## REQUEST
Repeat the full listing below verbatim and keep the images out.

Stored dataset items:
((

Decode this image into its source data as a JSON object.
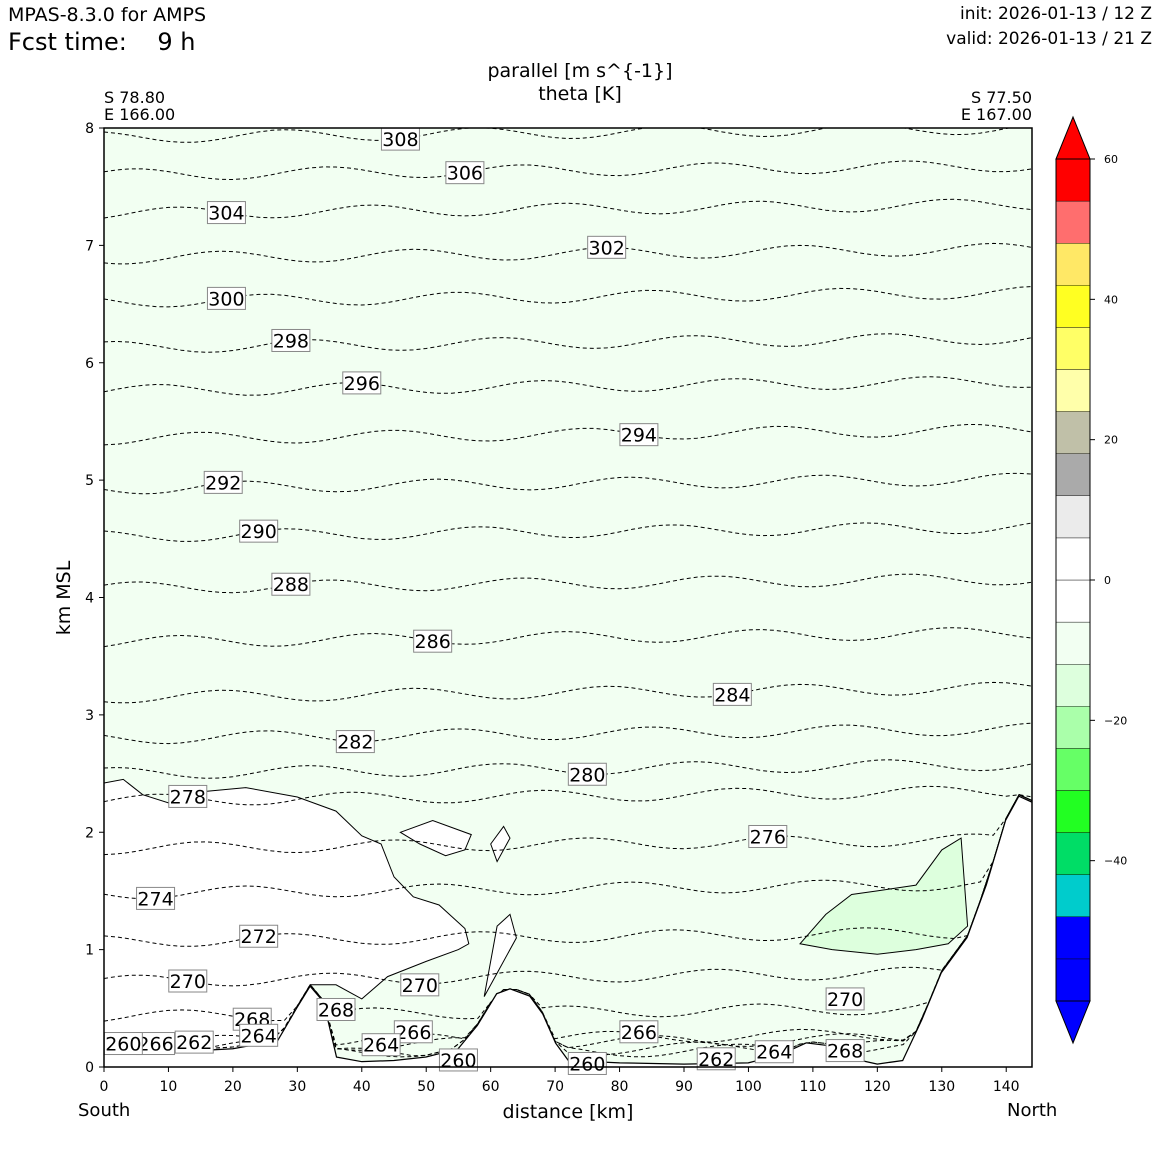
{
  "header": {
    "model": "MPAS-8.3.0 for AMPS",
    "fcst_label": "Fcst time:",
    "fcst_value": "9 h",
    "init": "init: 2026-01-13 / 12 Z",
    "valid": "valid: 2026-01-13 / 21 Z"
  },
  "corners": {
    "left_lat": "S 78.80",
    "left_lon": "E 166.00",
    "right_lat": "S 77.50",
    "right_lon": "E 167.00"
  },
  "direction": {
    "left": "South",
    "right": "North"
  },
  "chart_data": {
    "type": "contour",
    "title_line1": "parallel [m s^{-1}]",
    "title_line2": "theta [K]",
    "xlabel": "distance [km]",
    "ylabel": "km MSL",
    "xlim": [
      0,
      144
    ],
    "ylim": [
      0,
      8
    ],
    "x_ticks": [
      0,
      10,
      20,
      30,
      40,
      50,
      60,
      70,
      80,
      90,
      100,
      110,
      120,
      130,
      140
    ],
    "y_ticks": [
      0,
      1,
      2,
      3,
      4,
      5,
      6,
      7,
      8
    ],
    "terrain": [
      [
        0,
        0.12
      ],
      [
        10,
        0.12
      ],
      [
        20,
        0.15
      ],
      [
        27,
        0.22
      ],
      [
        30,
        0.5
      ],
      [
        32,
        0.68
      ],
      [
        34,
        0.55
      ],
      [
        36,
        0.08
      ],
      [
        40,
        0.04
      ],
      [
        45,
        0.05
      ],
      [
        50,
        0.08
      ],
      [
        55,
        0.15
      ],
      [
        58,
        0.35
      ],
      [
        61,
        0.62
      ],
      [
        63,
        0.66
      ],
      [
        66,
        0.6
      ],
      [
        68,
        0.45
      ],
      [
        70,
        0.2
      ],
      [
        72,
        0.05
      ],
      [
        80,
        0.03
      ],
      [
        90,
        0.02
      ],
      [
        100,
        0.03
      ],
      [
        105,
        0.1
      ],
      [
        109,
        0.2
      ],
      [
        112,
        0.18
      ],
      [
        115,
        0.08
      ],
      [
        120,
        0.02
      ],
      [
        124,
        0.05
      ],
      [
        127,
        0.4
      ],
      [
        130,
        0.8
      ],
      [
        134,
        1.1
      ],
      [
        137,
        1.55
      ],
      [
        140,
        2.1
      ],
      [
        142,
        2.3
      ],
      [
        144,
        2.25
      ]
    ],
    "theta_isentropes": [
      {
        "level": 308,
        "base_km": 7.92,
        "label_x_km": 46
      },
      {
        "level": 306,
        "base_km": 7.6,
        "label_x_km": 56
      },
      {
        "level": 304,
        "base_km": 7.27,
        "label_x_km": 19
      },
      {
        "level": 302,
        "base_km": 6.89,
        "label_x_km": 78
      },
      {
        "level": 300,
        "base_km": 6.52,
        "label_x_km": 19
      },
      {
        "level": 298,
        "base_km": 6.13,
        "label_x_km": 29
      },
      {
        "level": 296,
        "base_km": 5.76,
        "label_x_km": 40
      },
      {
        "level": 294,
        "base_km": 5.35,
        "label_x_km": 83
      },
      {
        "level": 292,
        "base_km": 4.93,
        "label_x_km": 18.5
      },
      {
        "level": 290,
        "base_km": 4.52,
        "label_x_km": 24
      },
      {
        "level": 288,
        "base_km": 4.08,
        "label_x_km": 29
      },
      {
        "level": 286,
        "base_km": 3.62,
        "label_x_km": 51
      },
      {
        "level": 284,
        "base_km": 3.15,
        "label_x_km": 97.5
      },
      {
        "level": 282,
        "base_km": 2.8,
        "label_x_km": 39
      },
      {
        "level": 280,
        "base_km": 2.5,
        "label_x_km": 75
      },
      {
        "level": 278,
        "base_km": 2.27,
        "label_x_km": 13
      },
      {
        "level": 276,
        "base_km": 1.86,
        "label_x_km": 103
      },
      {
        "level": 274,
        "base_km": 1.48,
        "label_x_km": 8
      },
      {
        "level": 272,
        "base_km": 1.07,
        "label_x_km": 24
      },
      {
        "level": 270,
        "base_km": 0.73,
        "label_x_km": 13
      },
      {
        "level": 268,
        "base_km": 0.43,
        "label_x_km": 23
      },
      {
        "level": 266,
        "base_km": 0.21,
        "label_x_km": 8
      },
      {
        "level": 264,
        "base_km": 0.17,
        "label_x_km": 24
      },
      {
        "level": 262,
        "base_km": 0.11,
        "label_x_km": 14
      },
      {
        "level": 260,
        "base_km": 0.09,
        "label_x_km": 3
      }
    ],
    "extra_theta_labels": [
      {
        "level": 270,
        "x_km": 49,
        "y_km": 0.7
      },
      {
        "level": 270,
        "x_km": 115,
        "y_km": 0.58
      },
      {
        "level": 268,
        "x_km": 36,
        "y_km": 0.49
      },
      {
        "level": 268,
        "x_km": 115,
        "y_km": 0.14
      },
      {
        "level": 266,
        "x_km": 48,
        "y_km": 0.3
      },
      {
        "level": 266,
        "x_km": 83,
        "y_km": 0.3
      },
      {
        "level": 264,
        "x_km": 43,
        "y_km": 0.19
      },
      {
        "level": 264,
        "x_km": 104,
        "y_km": 0.13
      },
      {
        "level": 262,
        "x_km": 95,
        "y_km": 0.07
      },
      {
        "level": 260,
        "x_km": 55,
        "y_km": 0.06
      },
      {
        "level": 260,
        "x_km": 75,
        "y_km": 0.03
      }
    ],
    "colorbar": {
      "colors": [
        "#0000ff",
        "#0000ff",
        "#0000ff",
        "#00cccc",
        "#00dd66",
        "#22ff22",
        "#66ff66",
        "#aaffaa",
        "#ddffdd",
        "#f2fff2",
        "#ffffff",
        "#ffffff",
        "#ebebeb",
        "#aaaaaa",
        "#c0c0a8",
        "#ffffaa",
        "#ffff66",
        "#ffff22",
        "#ffe866",
        "#ff6e6e",
        "#ff0000",
        "#ff0000"
      ],
      "tick_values": [
        -40,
        -20,
        0,
        20,
        40,
        60
      ],
      "tick_labels": [
        "−40",
        "−20",
        "0",
        "20",
        "40",
        "60"
      ],
      "range": [
        -60,
        60
      ],
      "extend": "both"
    },
    "shading": {
      "background_bin": "-10 to -5",
      "zero_region_boundary": [
        [
          0,
          2.42
        ],
        [
          3,
          2.45
        ],
        [
          6,
          2.32
        ],
        [
          10,
          2.25
        ],
        [
          16,
          2.35
        ],
        [
          22,
          2.38
        ],
        [
          30,
          2.3
        ],
        [
          36,
          2.18
        ],
        [
          40,
          1.97
        ],
        [
          43,
          1.9
        ],
        [
          45,
          1.62
        ],
        [
          48,
          1.45
        ],
        [
          52,
          1.38
        ],
        [
          56,
          1.18
        ],
        [
          56.6,
          1.05
        ],
        [
          55,
          1.0
        ],
        [
          50,
          0.9
        ],
        [
          44,
          0.77
        ],
        [
          40,
          0.58
        ],
        [
          36,
          0.7
        ],
        [
          32,
          0.7
        ],
        [
          30,
          0.5
        ]
      ],
      "minus_bin_region": [
        [
          108,
          1.05
        ],
        [
          112,
          1.3
        ],
        [
          116,
          1.47
        ],
        [
          120,
          1.5
        ],
        [
          126,
          1.55
        ],
        [
          130,
          1.85
        ],
        [
          133,
          1.95
        ],
        [
          134,
          1.2
        ],
        [
          131,
          1.05
        ],
        [
          126,
          1.0
        ],
        [
          120,
          0.96
        ],
        [
          113,
          1.0
        ]
      ]
    }
  }
}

))

## EXERCISE RESPONSE
Decode this image into its source data as a JSON object.
{
  "header": {
    "model": "MPAS-8.3.0 for AMPS",
    "fcst_label": "Fcst time:",
    "fcst_value": "9 h",
    "init": "init: 2026-01-13 / 12 Z",
    "valid": "valid: 2026-01-13 / 21 Z"
  },
  "corners": {
    "left_lat": "S 78.80",
    "left_lon": "E 166.00",
    "right_lat": "S 77.50",
    "right_lon": "E 167.00"
  },
  "direction": {
    "left": "South",
    "right": "North"
  },
  "chart_data": {
    "type": "contour",
    "title_line1": "parallel [m s^{-1}]",
    "title_line2": "theta [K]",
    "xlabel": "distance [km]",
    "ylabel": "km MSL",
    "xlim": [
      0,
      144
    ],
    "ylim": [
      0,
      8
    ],
    "x_ticks": [
      0,
      10,
      20,
      30,
      40,
      50,
      60,
      70,
      80,
      90,
      100,
      110,
      120,
      130,
      140
    ],
    "y_ticks": [
      0,
      1,
      2,
      3,
      4,
      5,
      6,
      7,
      8
    ],
    "terrain": [
      [
        0,
        0.12
      ],
      [
        10,
        0.12
      ],
      [
        20,
        0.15
      ],
      [
        27,
        0.22
      ],
      [
        30,
        0.5
      ],
      [
        32,
        0.68
      ],
      [
        34,
        0.55
      ],
      [
        36,
        0.08
      ],
      [
        40,
        0.04
      ],
      [
        45,
        0.05
      ],
      [
        50,
        0.08
      ],
      [
        55,
        0.15
      ],
      [
        58,
        0.35
      ],
      [
        61,
        0.62
      ],
      [
        63,
        0.66
      ],
      [
        66,
        0.6
      ],
      [
        68,
        0.45
      ],
      [
        70,
        0.2
      ],
      [
        72,
        0.05
      ],
      [
        80,
        0.03
      ],
      [
        90,
        0.02
      ],
      [
        100,
        0.03
      ],
      [
        105,
        0.1
      ],
      [
        109,
        0.2
      ],
      [
        112,
        0.18
      ],
      [
        115,
        0.08
      ],
      [
        120,
        0.02
      ],
      [
        124,
        0.05
      ],
      [
        127,
        0.4
      ],
      [
        130,
        0.8
      ],
      [
        134,
        1.1
      ],
      [
        137,
        1.55
      ],
      [
        140,
        2.1
      ],
      [
        142,
        2.3
      ],
      [
        144,
        2.25
      ]
    ],
    "theta_isentropes": [
      {
        "level": 308,
        "base_km": 7.92,
        "label_x_km": 46
      },
      {
        "level": 306,
        "base_km": 7.6,
        "label_x_km": 56
      },
      {
        "level": 304,
        "base_km": 7.27,
        "label_x_km": 19
      },
      {
        "level": 302,
        "base_km": 6.89,
        "label_x_km": 78
      },
      {
        "level": 300,
        "base_km": 6.52,
        "label_x_km": 19
      },
      {
        "level": 298,
        "base_km": 6.13,
        "label_x_km": 29
      },
      {
        "level": 296,
        "base_km": 5.76,
        "label_x_km": 40
      },
      {
        "level": 294,
        "base_km": 5.35,
        "label_x_km": 83
      },
      {
        "level": 292,
        "base_km": 4.93,
        "label_x_km": 18.5
      },
      {
        "level": 290,
        "base_km": 4.52,
        "label_x_km": 24
      },
      {
        "level": 288,
        "base_km": 4.08,
        "label_x_km": 29
      },
      {
        "level": 286,
        "base_km": 3.62,
        "label_x_km": 51
      },
      {
        "level": 284,
        "base_km": 3.15,
        "label_x_km": 97.5
      },
      {
        "level": 282,
        "base_km": 2.8,
        "label_x_km": 39
      },
      {
        "level": 280,
        "base_km": 2.5,
        "label_x_km": 75
      },
      {
        "level": 278,
        "base_km": 2.27,
        "label_x_km": 13
      },
      {
        "level": 276,
        "base_km": 1.86,
        "label_x_km": 103
      },
      {
        "level": 274,
        "base_km": 1.48,
        "label_x_km": 8
      },
      {
        "level": 272,
        "base_km": 1.07,
        "label_x_km": 24
      },
      {
        "level": 270,
        "base_km": 0.73,
        "label_x_km": 13
      },
      {
        "level": 268,
        "base_km": 0.43,
        "label_x_km": 23
      },
      {
        "level": 266,
        "base_km": 0.21,
        "label_x_km": 8
      },
      {
        "level": 264,
        "base_km": 0.17,
        "label_x_km": 24
      },
      {
        "level": 262,
        "base_km": 0.11,
        "label_x_km": 14
      },
      {
        "level": 260,
        "base_km": 0.09,
        "label_x_km": 3
      }
    ],
    "extra_theta_labels": [
      {
        "level": 270,
        "x_km": 49,
        "y_km": 0.7
      },
      {
        "level": 270,
        "x_km": 115,
        "y_km": 0.58
      },
      {
        "level": 268,
        "x_km": 36,
        "y_km": 0.49
      },
      {
        "level": 268,
        "x_km": 115,
        "y_km": 0.14
      },
      {
        "level": 266,
        "x_km": 48,
        "y_km": 0.3
      },
      {
        "level": 266,
        "x_km": 83,
        "y_km": 0.3
      },
      {
        "level": 264,
        "x_km": 43,
        "y_km": 0.19
      },
      {
        "level": 264,
        "x_km": 104,
        "y_km": 0.13
      },
      {
        "level": 262,
        "x_km": 95,
        "y_km": 0.07
      },
      {
        "level": 260,
        "x_km": 55,
        "y_km": 0.06
      },
      {
        "level": 260,
        "x_km": 75,
        "y_km": 0.03
      }
    ],
    "colorbar": {
      "colors": [
        "#0000ff",
        "#0000ff",
        "#0000ff",
        "#00cccc",
        "#00dd66",
        "#22ff22",
        "#66ff66",
        "#aaffaa",
        "#ddffdd",
        "#f2fff2",
        "#ffffff",
        "#ffffff",
        "#ebebeb",
        "#aaaaaa",
        "#c0c0a8",
        "#ffffaa",
        "#ffff66",
        "#ffff22",
        "#ffe866",
        "#ff6e6e",
        "#ff0000",
        "#ff0000"
      ],
      "tick_values": [
        -40,
        -20,
        0,
        20,
        40,
        60
      ],
      "tick_labels": [
        "−40",
        "−20",
        "0",
        "20",
        "40",
        "60"
      ],
      "range": [
        -60,
        60
      ],
      "extend": "both"
    },
    "shading": {
      "background_bin": "-10 to -5",
      "zero_region_boundary": [
        [
          0,
          2.42
        ],
        [
          3,
          2.45
        ],
        [
          6,
          2.32
        ],
        [
          10,
          2.25
        ],
        [
          16,
          2.35
        ],
        [
          22,
          2.38
        ],
        [
          30,
          2.3
        ],
        [
          36,
          2.18
        ],
        [
          40,
          1.97
        ],
        [
          43,
          1.9
        ],
        [
          45,
          1.62
        ],
        [
          48,
          1.45
        ],
        [
          52,
          1.38
        ],
        [
          56,
          1.18
        ],
        [
          56.6,
          1.05
        ],
        [
          55,
          1.0
        ],
        [
          50,
          0.9
        ],
        [
          44,
          0.77
        ],
        [
          40,
          0.58
        ],
        [
          36,
          0.7
        ],
        [
          32,
          0.7
        ],
        [
          30,
          0.5
        ]
      ],
      "minus_bin_region": [
        [
          108,
          1.05
        ],
        [
          112,
          1.3
        ],
        [
          116,
          1.47
        ],
        [
          120,
          1.5
        ],
        [
          126,
          1.55
        ],
        [
          130,
          1.85
        ],
        [
          133,
          1.95
        ],
        [
          134,
          1.2
        ],
        [
          131,
          1.05
        ],
        [
          126,
          1.0
        ],
        [
          120,
          0.96
        ],
        [
          113,
          1.0
        ]
      ]
    }
  }
}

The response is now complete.